### The problem
Look through the lines and report how many include the word "adjacent", giving nothing but the number.

══ Supplied data

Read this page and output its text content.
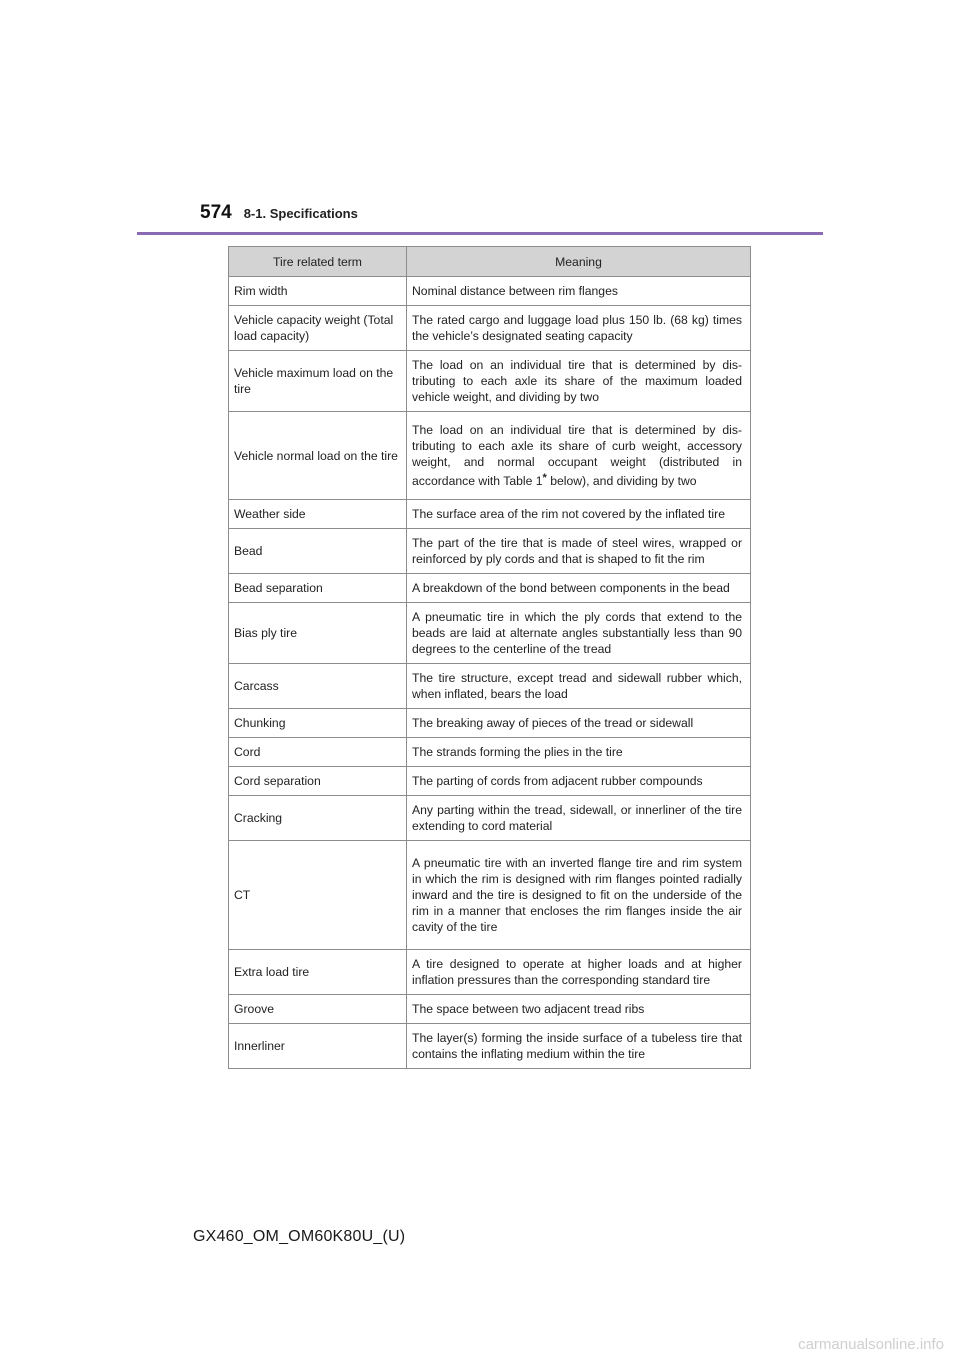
574 8-1. Specifications
Tire related term	Meaning
Rim width	Nominal distance between rim flanges
Vehicle capacity weight (Total load capacity)	The rated cargo and luggage load plus 150 lb. (68 kg) times the vehicle’s designated seating capacity
Vehicle maximum load on the tire	The load on an individual tire that is determined by dis-tributing to each axle its share of the maximum loaded vehicle weight, and dividing by two
Vehicle normal load on the tire	The load on an individual tire that is determined by dis-tributing to each axle its share of curb weight, accessory weight, and normal occupant weight (distributed in accordance with Table 1* below), and dividing by two
Weather side	The surface area of the rim not covered by the inflated tire
Bead	The part of the tire that is made of steel wires, wrapped or reinforced by ply cords and that is shaped to fit the rim
Bead separation	A breakdown of the bond between components in the bead
Bias ply tire	A pneumatic tire in which the ply cords that extend to the beads are laid at alternate angles substantially less than 90 degrees to the centerline of the tread
Carcass	The tire structure, except tread and sidewall rubber which, when inflated, bears the load
Chunking	The breaking away of pieces of the tread or sidewall
Cord	The strands forming the plies in the tire
Cord separation	The parting of cords from adjacent rubber compounds
Cracking	Any parting within the tread, sidewall, or innerliner of the tire extending to cord material
CT	A pneumatic tire with an inverted flange tire and rim system in which the rim is designed with rim flanges pointed radially inward and the tire is designed to fit on the underside of the rim in a manner that encloses the rim flanges inside the air cavity of the tire
Extra load tire	A tire designed to operate at higher loads and at higher inflation pressures than the corresponding standard tire
Groove	The space between two adjacent tread ribs
Innerliner	The layer(s) forming the inside surface of a tubeless tire that contains the inflating medium within the tire
GX460_OM_OM60K80U_(U)
carmanualsonline.info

════

### Expected answer
2